Take each line containing the word "ylabel" and copy it.

• • • • •

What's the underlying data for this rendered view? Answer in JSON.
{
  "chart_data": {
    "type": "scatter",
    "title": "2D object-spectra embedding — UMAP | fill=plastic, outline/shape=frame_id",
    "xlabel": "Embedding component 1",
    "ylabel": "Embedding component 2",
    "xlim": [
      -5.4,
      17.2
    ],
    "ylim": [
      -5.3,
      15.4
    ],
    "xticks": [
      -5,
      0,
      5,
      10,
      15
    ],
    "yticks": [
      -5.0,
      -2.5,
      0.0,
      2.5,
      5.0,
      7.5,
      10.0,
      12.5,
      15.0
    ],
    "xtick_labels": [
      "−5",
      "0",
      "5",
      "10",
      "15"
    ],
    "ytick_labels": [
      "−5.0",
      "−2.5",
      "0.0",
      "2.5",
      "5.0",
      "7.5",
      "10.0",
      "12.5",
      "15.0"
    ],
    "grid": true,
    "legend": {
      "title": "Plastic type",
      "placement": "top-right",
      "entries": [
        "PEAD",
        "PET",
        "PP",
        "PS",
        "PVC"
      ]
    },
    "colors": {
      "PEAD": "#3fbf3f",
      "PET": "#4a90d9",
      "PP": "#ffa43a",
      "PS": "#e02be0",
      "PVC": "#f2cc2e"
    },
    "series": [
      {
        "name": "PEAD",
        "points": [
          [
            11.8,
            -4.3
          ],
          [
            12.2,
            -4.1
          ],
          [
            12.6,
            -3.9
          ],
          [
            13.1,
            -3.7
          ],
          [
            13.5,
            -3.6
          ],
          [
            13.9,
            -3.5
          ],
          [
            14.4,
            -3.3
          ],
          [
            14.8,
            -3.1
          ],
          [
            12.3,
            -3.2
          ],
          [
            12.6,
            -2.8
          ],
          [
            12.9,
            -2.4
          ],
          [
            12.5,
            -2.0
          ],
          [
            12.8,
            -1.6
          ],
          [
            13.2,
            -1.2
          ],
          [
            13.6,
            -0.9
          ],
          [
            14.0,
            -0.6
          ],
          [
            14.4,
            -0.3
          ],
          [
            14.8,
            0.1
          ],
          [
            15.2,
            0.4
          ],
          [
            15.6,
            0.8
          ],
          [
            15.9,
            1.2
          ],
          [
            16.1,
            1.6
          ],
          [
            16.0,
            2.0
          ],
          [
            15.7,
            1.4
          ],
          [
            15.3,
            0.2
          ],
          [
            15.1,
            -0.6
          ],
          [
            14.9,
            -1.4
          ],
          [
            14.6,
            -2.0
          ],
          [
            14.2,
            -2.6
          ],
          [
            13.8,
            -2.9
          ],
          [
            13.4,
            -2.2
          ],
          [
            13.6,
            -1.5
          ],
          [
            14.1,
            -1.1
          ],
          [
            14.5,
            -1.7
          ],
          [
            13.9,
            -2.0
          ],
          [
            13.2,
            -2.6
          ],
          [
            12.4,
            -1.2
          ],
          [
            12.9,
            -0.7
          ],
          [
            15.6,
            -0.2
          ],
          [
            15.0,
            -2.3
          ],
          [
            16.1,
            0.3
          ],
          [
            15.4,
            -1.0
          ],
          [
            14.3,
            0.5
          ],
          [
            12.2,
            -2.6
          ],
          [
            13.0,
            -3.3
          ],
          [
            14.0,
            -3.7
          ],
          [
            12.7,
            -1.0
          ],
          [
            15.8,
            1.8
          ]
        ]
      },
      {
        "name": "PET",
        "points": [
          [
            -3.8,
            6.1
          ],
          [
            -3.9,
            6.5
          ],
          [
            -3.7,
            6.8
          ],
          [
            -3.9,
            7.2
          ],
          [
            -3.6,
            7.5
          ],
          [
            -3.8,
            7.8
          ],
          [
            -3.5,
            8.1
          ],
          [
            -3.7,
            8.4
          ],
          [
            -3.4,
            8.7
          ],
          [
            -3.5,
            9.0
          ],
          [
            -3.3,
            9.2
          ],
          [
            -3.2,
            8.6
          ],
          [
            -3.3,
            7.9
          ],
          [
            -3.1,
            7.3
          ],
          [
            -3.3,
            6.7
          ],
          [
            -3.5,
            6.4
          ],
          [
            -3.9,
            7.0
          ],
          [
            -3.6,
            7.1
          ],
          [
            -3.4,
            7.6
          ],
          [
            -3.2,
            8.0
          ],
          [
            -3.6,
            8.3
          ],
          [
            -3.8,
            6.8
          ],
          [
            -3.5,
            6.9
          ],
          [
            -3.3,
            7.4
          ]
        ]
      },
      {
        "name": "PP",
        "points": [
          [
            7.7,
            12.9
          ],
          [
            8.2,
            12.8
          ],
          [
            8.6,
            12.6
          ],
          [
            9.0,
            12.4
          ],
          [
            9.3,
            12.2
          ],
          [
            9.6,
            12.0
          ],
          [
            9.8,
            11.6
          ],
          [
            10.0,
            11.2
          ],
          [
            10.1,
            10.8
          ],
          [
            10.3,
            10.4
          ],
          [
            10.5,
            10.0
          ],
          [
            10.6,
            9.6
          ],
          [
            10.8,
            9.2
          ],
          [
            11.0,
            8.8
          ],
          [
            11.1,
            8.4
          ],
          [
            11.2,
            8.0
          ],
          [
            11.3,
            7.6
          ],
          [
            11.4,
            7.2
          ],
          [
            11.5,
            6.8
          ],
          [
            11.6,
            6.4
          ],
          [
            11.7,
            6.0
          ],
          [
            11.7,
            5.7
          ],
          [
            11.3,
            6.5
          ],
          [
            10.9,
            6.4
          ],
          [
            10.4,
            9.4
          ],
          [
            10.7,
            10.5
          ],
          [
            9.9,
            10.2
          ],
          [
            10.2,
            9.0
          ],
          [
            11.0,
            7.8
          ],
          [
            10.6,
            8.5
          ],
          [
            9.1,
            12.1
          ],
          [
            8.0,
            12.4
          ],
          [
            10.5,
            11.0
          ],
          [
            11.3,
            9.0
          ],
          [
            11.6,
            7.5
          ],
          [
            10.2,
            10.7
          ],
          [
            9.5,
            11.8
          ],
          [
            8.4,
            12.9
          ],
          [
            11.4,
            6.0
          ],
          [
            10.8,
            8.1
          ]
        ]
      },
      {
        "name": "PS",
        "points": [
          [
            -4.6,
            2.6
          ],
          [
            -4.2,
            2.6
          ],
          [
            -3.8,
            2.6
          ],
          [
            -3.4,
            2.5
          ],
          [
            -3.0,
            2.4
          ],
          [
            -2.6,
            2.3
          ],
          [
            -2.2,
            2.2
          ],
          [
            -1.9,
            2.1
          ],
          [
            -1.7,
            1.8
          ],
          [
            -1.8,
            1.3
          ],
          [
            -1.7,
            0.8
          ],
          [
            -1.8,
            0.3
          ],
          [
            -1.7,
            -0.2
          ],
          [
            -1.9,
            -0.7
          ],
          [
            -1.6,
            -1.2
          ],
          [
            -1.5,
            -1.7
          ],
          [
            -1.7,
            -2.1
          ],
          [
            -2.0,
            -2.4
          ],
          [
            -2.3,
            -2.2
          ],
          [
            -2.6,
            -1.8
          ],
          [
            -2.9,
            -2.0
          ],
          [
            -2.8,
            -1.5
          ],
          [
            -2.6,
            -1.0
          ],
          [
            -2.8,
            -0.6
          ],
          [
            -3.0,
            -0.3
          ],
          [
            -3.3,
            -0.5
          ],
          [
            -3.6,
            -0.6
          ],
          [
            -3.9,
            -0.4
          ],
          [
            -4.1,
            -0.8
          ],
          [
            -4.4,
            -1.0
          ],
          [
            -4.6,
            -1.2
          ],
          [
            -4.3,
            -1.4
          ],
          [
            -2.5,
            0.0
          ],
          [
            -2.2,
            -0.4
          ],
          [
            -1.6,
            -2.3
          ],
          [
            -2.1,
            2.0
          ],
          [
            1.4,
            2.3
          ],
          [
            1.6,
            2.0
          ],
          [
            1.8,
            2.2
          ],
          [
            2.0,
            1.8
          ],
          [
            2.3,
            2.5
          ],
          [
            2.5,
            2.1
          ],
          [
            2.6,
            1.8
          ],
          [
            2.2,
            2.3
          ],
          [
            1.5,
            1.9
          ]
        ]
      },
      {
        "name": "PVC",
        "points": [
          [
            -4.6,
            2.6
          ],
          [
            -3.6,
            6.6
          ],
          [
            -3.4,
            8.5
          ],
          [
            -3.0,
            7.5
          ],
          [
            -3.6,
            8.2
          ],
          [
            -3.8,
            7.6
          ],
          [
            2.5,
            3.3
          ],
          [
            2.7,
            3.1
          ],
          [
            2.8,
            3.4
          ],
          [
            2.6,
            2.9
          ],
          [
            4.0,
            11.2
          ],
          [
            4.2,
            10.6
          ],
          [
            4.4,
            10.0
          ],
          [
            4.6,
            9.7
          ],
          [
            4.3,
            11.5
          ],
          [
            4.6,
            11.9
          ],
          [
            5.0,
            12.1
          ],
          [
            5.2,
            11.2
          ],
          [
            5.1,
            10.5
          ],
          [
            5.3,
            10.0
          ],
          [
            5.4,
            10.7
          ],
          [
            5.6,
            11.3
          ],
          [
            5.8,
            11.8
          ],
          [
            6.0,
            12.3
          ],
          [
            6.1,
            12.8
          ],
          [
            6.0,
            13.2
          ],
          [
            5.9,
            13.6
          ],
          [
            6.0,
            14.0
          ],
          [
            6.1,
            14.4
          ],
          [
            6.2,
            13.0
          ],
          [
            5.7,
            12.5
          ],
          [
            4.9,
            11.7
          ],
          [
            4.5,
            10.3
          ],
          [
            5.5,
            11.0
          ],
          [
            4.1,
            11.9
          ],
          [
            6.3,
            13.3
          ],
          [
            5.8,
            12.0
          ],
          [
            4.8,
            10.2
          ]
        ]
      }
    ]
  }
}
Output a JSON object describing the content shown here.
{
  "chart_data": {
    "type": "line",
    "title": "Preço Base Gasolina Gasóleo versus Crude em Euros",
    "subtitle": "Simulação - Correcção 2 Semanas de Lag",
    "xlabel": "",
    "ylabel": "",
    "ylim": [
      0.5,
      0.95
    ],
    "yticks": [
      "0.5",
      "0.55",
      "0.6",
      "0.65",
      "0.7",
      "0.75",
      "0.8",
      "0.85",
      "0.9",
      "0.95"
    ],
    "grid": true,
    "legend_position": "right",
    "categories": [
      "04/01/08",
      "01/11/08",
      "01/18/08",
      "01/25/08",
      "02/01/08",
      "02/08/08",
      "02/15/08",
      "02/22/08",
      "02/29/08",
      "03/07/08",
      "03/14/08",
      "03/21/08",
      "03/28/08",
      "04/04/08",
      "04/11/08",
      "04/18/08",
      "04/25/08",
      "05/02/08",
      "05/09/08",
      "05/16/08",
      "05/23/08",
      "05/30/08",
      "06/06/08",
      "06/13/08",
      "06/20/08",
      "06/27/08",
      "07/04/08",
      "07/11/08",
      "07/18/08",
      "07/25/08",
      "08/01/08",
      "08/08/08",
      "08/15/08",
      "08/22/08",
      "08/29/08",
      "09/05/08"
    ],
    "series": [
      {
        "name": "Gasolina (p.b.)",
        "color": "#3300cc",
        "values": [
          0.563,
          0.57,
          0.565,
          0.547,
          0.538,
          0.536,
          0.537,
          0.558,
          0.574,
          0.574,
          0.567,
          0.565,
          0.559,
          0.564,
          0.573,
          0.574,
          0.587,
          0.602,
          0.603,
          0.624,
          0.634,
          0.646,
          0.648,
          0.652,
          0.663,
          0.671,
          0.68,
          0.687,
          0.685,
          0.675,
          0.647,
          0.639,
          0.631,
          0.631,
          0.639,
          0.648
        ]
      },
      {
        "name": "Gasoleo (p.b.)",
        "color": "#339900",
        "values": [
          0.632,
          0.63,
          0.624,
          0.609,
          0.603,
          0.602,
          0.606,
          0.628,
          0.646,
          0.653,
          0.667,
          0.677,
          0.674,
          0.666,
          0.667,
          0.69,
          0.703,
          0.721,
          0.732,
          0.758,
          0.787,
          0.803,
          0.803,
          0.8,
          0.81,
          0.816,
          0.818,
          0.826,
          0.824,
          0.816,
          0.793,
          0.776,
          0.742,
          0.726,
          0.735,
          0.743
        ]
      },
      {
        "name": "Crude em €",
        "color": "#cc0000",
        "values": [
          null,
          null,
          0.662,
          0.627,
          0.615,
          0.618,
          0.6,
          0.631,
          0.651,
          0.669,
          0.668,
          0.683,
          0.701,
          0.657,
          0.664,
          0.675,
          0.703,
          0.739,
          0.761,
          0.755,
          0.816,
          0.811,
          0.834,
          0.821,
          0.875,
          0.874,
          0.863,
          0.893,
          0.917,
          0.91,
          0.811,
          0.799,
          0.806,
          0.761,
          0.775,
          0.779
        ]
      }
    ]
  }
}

• • • • •

Response to this task »
    "ylabel": "Embedding component 2",
    "ylabel": "",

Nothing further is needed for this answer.